◆ INSTRUCTIONS FOR THE TASK
Would you write out the listing verbatim and skip every picture in it?
--- RECORD LIST ---
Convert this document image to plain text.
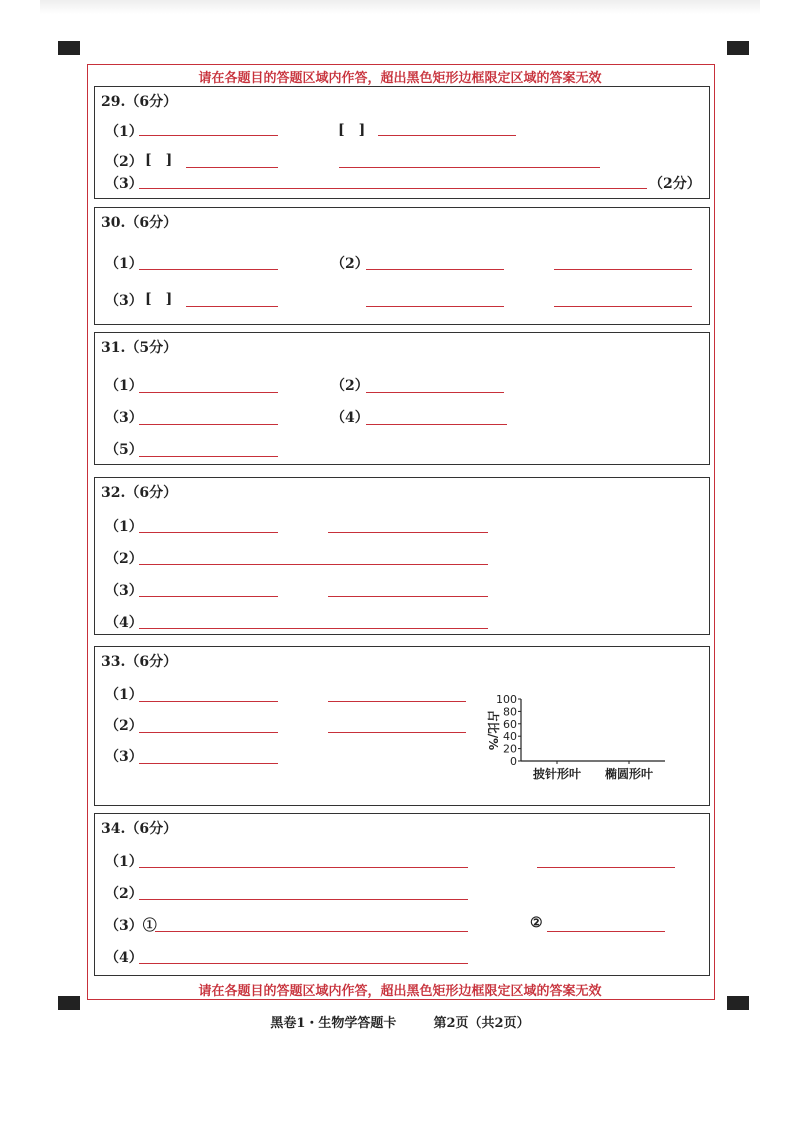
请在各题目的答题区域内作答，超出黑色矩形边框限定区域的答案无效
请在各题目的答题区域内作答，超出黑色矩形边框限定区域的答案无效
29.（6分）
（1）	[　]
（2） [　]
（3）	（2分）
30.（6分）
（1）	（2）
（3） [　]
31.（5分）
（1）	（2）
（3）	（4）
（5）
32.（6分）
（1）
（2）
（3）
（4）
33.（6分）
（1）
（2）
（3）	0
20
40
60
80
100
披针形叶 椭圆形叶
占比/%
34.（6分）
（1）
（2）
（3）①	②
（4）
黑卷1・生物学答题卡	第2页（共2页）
---
◆ IN RESPONSE
Convert this document image to plain text.
请在各题目的答题区域内作答，超出黑色矩形边框限定区域的答案无效
请在各题目的答题区域内作答，超出黑色矩形边框限定区域的答案无效
29.（6分）
（1）	[　]
（2） [　]
（3）	（2分）
30.（6分）
（1）	（2）
（3） [　]
31.（5分）
（1）	（2）
（3）	（4）
（5）
32.（6分）
（1）
（2）
（3）
（4）
33.（6分）
（1）
（2）
（3）	0
20
40
60
80
100
披针形叶 椭圆形叶
占比/%
34.（6分）
（1）
（2）
（3）①	②
（4）
黑卷1・生物学答题卡	第2页（共2页）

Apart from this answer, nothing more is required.